> _POTONGAN DOKUMEN_:
== == ==
Mukhlis Obenk bicara tentang perluasan kesempatan kepada orang muda dan yang lebih muda untuk mengembangkan kreativitas dan inovasi mereka. Membuka kesempatan bagi orang muda bergerak ke depan, penting. Jangan dihambat, sehingga kaum Betawi tidak stagnan, berjalan di tempat. Yang tua memberi kesempatan kepada yang muda.
Irfan bicara tentang kreativitas dan inovasi bagi generasi millenial. Dia mengkritik karena tak banyak mahasiswa yang ikut dalam diskusi itu. Dalam pandang Irfan, yang menarik untuk dikembangkan, adalah kesadaran memahami orang muda (generasi millenial) sesuai dengan perkembangan yang mempengaruhi hidup mereka.
== == ==
> _TUGAS 1_:
Jawab pertanyaan berikut berdasarkan teks diskusi tentang orang muda di atas.
(a) Menurut Mukhlis Obenk, apa yang diberikan yang tua kepada yang muda?
(b) Apa yang dikritik Irfan?
(c) Menurut pandangan Irfan, apa yang menarik untuk dikembangkan?
> _TUGAS 2_: Lanjutkan teks diskusi tentang orang muda di atas, mulai dari sesudah kalimat terakhirnya.
Baris-baris data sesudah ini merupakan bahan tersendiri yang terpisah dari teks diskusi tentang orang muda.

> _DATA YANG DIBERIKAN_:
== == ==
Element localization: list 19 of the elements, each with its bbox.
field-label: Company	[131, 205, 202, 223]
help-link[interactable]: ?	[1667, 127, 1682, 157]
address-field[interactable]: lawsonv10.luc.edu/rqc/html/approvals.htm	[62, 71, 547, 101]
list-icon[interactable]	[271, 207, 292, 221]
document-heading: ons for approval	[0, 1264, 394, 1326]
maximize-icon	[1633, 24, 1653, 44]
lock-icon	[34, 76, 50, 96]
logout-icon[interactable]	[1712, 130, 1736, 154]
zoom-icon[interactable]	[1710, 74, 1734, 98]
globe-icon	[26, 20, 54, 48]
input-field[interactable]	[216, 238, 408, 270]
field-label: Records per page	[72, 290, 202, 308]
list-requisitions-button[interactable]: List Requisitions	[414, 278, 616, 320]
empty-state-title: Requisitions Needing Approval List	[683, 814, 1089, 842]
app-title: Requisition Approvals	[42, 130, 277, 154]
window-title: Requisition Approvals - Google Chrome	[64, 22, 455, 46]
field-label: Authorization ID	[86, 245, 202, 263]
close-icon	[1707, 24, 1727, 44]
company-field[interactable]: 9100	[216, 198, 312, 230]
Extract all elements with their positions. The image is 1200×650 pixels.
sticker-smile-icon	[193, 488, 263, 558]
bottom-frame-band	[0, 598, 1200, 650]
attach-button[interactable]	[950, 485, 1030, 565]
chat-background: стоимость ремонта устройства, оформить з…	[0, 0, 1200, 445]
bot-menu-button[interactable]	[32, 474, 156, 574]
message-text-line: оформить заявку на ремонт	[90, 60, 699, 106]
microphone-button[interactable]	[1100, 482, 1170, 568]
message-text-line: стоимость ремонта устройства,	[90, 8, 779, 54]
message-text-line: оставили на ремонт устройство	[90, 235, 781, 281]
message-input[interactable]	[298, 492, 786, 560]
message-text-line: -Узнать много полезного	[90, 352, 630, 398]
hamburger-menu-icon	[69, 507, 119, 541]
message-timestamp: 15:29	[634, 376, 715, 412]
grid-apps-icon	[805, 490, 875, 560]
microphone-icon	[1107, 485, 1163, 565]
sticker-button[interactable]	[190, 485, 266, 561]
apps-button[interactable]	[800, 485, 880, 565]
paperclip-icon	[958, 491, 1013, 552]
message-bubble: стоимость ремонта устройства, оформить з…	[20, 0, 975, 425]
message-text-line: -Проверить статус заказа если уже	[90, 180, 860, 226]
== == ==
> _JAWABAN AKHIR 1_:
(a) Kesempatan.
(b) Tak banyak mahasiswa yang ikut dalam diskusi itu.
(c) Kesadaran memahami orang muda (generasi millenial) sesuai dengan perkembangan yang mempengaruhi hidup mereka.

> _JAWABAN AKHIR 2_:
Bung Asyik merespon dengan pandangan segar, yakni bagaimana mengembangkan sikap dan pandangan kritis, benar, kompeten, dan solid.
Saya suka dengan keterbukaan aparatus Pemprov seperti ini. Sikap dan pandangan yang berkembang siang itu, sudah kritis, dan tetap dengan gaya Betawian – serius sekaligus segar. Rachmad Sadeli yang memandu diskusi, pun piawai memoderasi.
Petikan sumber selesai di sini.